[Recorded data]

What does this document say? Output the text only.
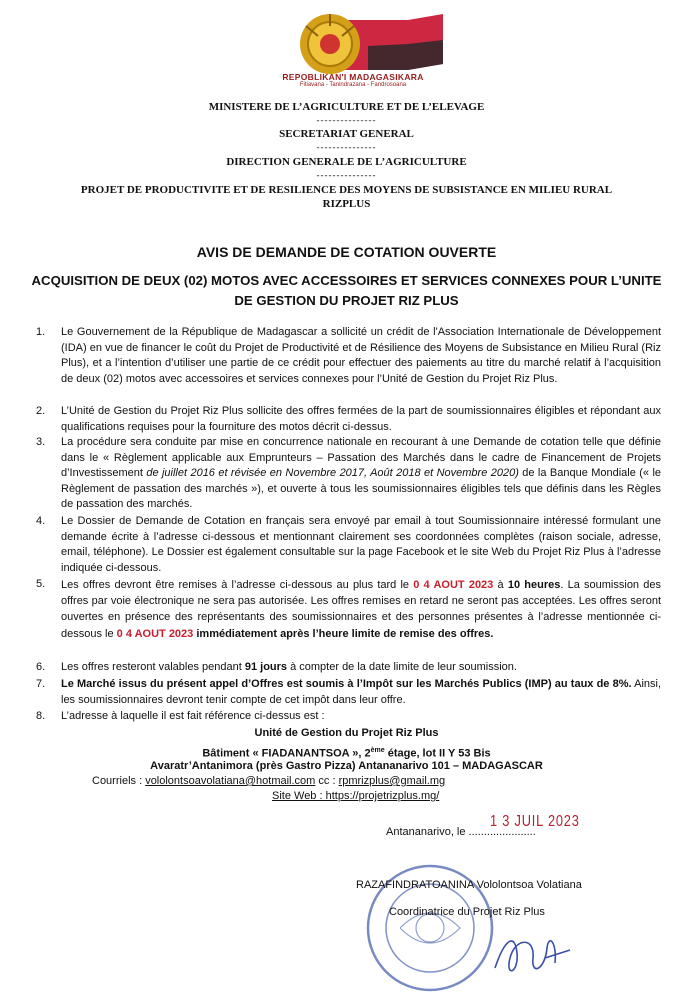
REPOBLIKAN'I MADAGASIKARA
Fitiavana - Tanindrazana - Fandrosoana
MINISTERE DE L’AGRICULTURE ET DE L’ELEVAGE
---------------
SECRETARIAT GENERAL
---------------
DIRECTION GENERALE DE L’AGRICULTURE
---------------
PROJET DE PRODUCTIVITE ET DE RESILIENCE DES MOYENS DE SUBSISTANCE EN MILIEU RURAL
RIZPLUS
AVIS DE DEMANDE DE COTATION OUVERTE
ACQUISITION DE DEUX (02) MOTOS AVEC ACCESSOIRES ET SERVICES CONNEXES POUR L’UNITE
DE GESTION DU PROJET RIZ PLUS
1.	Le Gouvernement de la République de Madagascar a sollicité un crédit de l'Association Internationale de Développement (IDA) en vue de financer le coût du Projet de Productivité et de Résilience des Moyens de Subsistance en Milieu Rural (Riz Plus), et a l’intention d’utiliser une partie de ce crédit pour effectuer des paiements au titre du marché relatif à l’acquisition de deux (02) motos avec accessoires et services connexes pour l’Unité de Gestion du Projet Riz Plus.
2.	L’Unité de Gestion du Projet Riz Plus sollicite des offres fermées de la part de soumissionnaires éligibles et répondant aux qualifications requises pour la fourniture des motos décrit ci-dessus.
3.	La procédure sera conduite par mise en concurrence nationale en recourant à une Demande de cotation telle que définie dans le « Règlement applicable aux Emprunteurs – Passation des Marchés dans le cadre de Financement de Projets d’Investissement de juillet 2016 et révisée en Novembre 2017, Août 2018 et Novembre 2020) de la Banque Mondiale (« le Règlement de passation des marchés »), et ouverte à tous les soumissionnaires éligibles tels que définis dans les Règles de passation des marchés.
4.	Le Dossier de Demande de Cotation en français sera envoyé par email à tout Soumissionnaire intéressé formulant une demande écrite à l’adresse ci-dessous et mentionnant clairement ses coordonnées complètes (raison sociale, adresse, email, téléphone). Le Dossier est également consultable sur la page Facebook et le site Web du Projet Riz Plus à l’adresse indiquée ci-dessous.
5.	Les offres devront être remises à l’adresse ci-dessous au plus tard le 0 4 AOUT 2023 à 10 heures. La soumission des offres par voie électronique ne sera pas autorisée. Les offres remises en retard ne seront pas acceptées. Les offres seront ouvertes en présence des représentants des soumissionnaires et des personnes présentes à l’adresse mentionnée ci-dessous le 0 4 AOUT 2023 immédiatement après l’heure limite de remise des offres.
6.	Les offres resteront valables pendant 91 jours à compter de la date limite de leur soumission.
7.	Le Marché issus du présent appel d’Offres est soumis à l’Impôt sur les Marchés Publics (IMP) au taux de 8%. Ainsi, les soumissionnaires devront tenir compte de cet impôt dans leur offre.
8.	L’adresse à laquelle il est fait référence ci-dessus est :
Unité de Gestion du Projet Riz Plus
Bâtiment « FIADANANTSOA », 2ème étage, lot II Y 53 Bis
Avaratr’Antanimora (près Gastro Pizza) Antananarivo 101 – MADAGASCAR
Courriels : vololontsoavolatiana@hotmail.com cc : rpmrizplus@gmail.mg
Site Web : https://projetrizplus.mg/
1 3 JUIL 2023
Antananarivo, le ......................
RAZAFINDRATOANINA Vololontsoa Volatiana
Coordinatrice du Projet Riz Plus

→ **Task**:
Reproduce the entries above without change, omitting all pictures.

→ **Solution**:
What does this document say? Output the text only.
REPOBLIKAN'I MADAGASIKARA
Fitiavana - Tanindrazana - Fandrosoana
MINISTERE DE L’AGRICULTURE ET DE L’ELEVAGE
---------------
SECRETARIAT GENERAL
---------------
DIRECTION GENERALE DE L’AGRICULTURE
---------------
PROJET DE PRODUCTIVITE ET DE RESILIENCE DES MOYENS DE SUBSISTANCE EN MILIEU RURAL
RIZPLUS
AVIS DE DEMANDE DE COTATION OUVERTE
ACQUISITION DE DEUX (02) MOTOS AVEC ACCESSOIRES ET SERVICES CONNEXES POUR L’UNITE
DE GESTION DU PROJET RIZ PLUS
1.	Le Gouvernement de la République de Madagascar a sollicité un crédit de l'Association Internationale de Développement (IDA) en vue de financer le coût du Projet de Productivité et de Résilience des Moyens de Subsistance en Milieu Rural (Riz Plus), et a l’intention d’utiliser une partie de ce crédit pour effectuer des paiements au titre du marché relatif à l’acquisition de deux (02) motos avec accessoires et services connexes pour l’Unité de Gestion du Projet Riz Plus.
2.	L’Unité de Gestion du Projet Riz Plus sollicite des offres fermées de la part de soumissionnaires éligibles et répondant aux qualifications requises pour la fourniture des motos décrit ci-dessus.
3.	La procédure sera conduite par mise en concurrence nationale en recourant à une Demande de cotation telle que définie dans le « Règlement applicable aux Emprunteurs – Passation des Marchés dans le cadre de Financement de Projets d’Investissement de juillet 2016 et révisée en Novembre 2017, Août 2018 et Novembre 2020) de la Banque Mondiale (« le Règlement de passation des marchés »), et ouverte à tous les soumissionnaires éligibles tels que définis dans les Règles de passation des marchés.
4.	Le Dossier de Demande de Cotation en français sera envoyé par email à tout Soumissionnaire intéressé formulant une demande écrite à l’adresse ci-dessous et mentionnant clairement ses coordonnées complètes (raison sociale, adresse, email, téléphone). Le Dossier est également consultable sur la page Facebook et le site Web du Projet Riz Plus à l’adresse indiquée ci-dessous.
5.	Les offres devront être remises à l’adresse ci-dessous au plus tard le 0 4 AOUT 2023 à 10 heures. La soumission des offres par voie électronique ne sera pas autorisée. Les offres remises en retard ne seront pas acceptées. Les offres seront ouvertes en présence des représentants des soumissionnaires et des personnes présentes à l’adresse mentionnée ci-dessous le 0 4 AOUT 2023 immédiatement après l’heure limite de remise des offres.
6.	Les offres resteront valables pendant 91 jours à compter de la date limite de leur soumission.
7.	Le Marché issus du présent appel d’Offres est soumis à l’Impôt sur les Marchés Publics (IMP) au taux de 8%. Ainsi, les soumissionnaires devront tenir compte de cet impôt dans leur offre.
8.	L’adresse à laquelle il est fait référence ci-dessus est :
Unité de Gestion du Projet Riz Plus
Bâtiment « FIADANANTSOA », 2ème étage, lot II Y 53 Bis
Avaratr’Antanimora (près Gastro Pizza) Antananarivo 101 – MADAGASCAR
Courriels : vololontsoavolatiana@hotmail.com cc : rpmrizplus@gmail.mg
Site Web : https://projetrizplus.mg/
1 3 JUIL 2023
Antananarivo, le ......................
RAZAFINDRATOANINA Vololontsoa Volatiana
Coordinatrice du Projet Riz Plus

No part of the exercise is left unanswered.